Below are the records. List every line holding the word "اسفند".

■ ■ ■

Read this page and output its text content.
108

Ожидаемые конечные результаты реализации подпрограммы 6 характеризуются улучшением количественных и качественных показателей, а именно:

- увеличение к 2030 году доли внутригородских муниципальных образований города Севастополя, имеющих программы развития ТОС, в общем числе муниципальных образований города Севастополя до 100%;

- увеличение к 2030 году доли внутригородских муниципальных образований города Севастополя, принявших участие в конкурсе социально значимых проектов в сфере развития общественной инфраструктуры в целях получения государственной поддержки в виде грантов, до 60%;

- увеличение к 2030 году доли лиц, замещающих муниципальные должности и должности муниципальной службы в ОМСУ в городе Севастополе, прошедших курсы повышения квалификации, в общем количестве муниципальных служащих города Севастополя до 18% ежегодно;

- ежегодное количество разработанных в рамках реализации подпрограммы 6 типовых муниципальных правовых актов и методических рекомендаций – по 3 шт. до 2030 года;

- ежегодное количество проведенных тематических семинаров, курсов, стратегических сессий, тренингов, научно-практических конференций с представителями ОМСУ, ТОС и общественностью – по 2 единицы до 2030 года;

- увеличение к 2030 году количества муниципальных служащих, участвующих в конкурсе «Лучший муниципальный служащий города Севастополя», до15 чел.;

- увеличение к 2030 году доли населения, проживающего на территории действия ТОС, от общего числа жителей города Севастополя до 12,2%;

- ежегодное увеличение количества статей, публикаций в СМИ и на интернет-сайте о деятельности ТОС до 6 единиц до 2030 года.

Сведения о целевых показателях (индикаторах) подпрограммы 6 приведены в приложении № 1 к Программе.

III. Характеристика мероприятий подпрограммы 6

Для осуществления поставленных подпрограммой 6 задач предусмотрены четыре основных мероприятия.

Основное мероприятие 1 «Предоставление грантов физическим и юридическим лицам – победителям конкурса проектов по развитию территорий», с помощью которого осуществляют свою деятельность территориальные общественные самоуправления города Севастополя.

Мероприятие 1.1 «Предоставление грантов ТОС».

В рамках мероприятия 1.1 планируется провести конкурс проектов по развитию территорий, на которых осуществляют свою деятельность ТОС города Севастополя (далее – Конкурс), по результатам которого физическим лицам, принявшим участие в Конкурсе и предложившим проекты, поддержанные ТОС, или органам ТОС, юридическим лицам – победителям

■ ■ ■

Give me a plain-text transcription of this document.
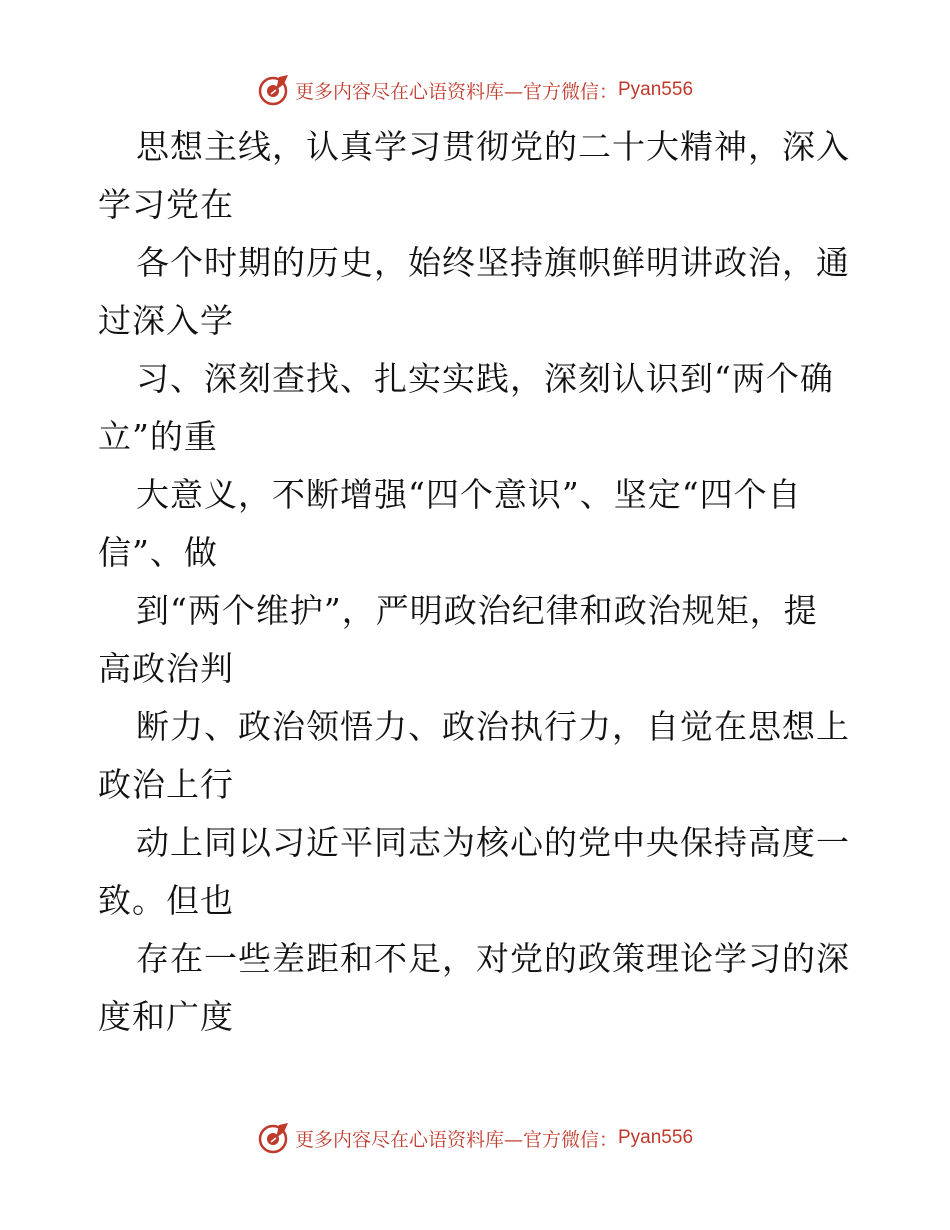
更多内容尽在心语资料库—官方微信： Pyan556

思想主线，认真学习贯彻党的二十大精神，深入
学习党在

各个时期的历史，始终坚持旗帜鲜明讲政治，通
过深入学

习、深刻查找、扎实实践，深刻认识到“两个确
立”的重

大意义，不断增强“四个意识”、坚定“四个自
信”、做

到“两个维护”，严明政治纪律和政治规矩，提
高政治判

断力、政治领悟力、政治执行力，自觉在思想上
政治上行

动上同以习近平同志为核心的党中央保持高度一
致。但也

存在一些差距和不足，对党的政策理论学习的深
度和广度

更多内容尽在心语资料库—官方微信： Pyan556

■ ■ ■

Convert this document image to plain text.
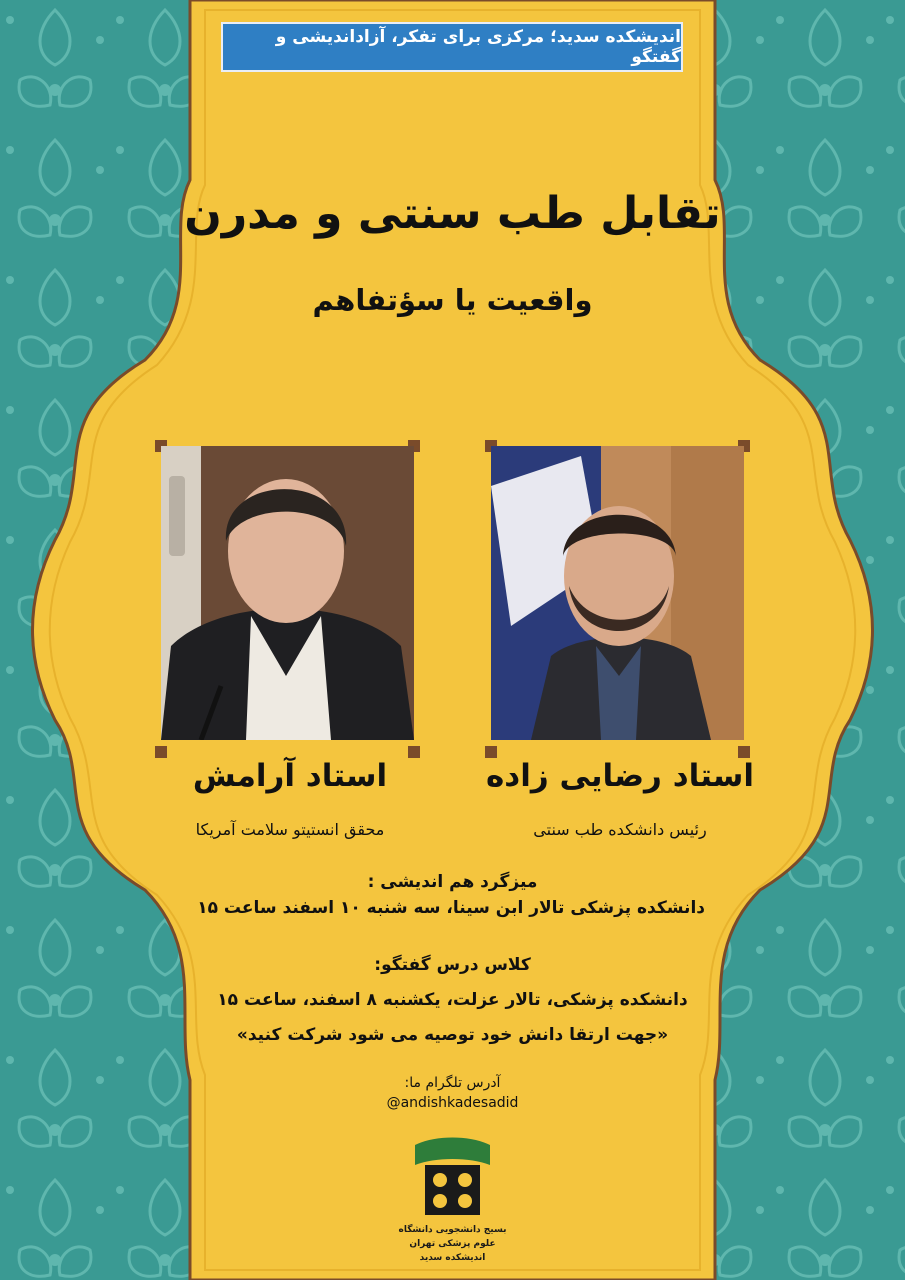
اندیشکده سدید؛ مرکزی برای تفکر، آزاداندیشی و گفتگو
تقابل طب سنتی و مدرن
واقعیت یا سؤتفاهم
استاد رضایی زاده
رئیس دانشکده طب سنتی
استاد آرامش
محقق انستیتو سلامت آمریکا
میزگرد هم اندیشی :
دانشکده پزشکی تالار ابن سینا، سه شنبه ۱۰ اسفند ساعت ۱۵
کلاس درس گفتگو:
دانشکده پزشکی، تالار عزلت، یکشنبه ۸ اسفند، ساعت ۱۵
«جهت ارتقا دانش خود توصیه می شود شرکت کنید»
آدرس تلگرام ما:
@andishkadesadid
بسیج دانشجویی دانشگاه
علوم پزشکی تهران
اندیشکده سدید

■ ■ ■

◆ Answer to the task ◆
دانشکده پزشکی تالار ابن سینا، سه شنبه ۱۰ اسفند ساعت ۱۵
دانشکده پزشکی، تالار عزلت، یکشنبه ۸ اسفند، ساعت ۱۵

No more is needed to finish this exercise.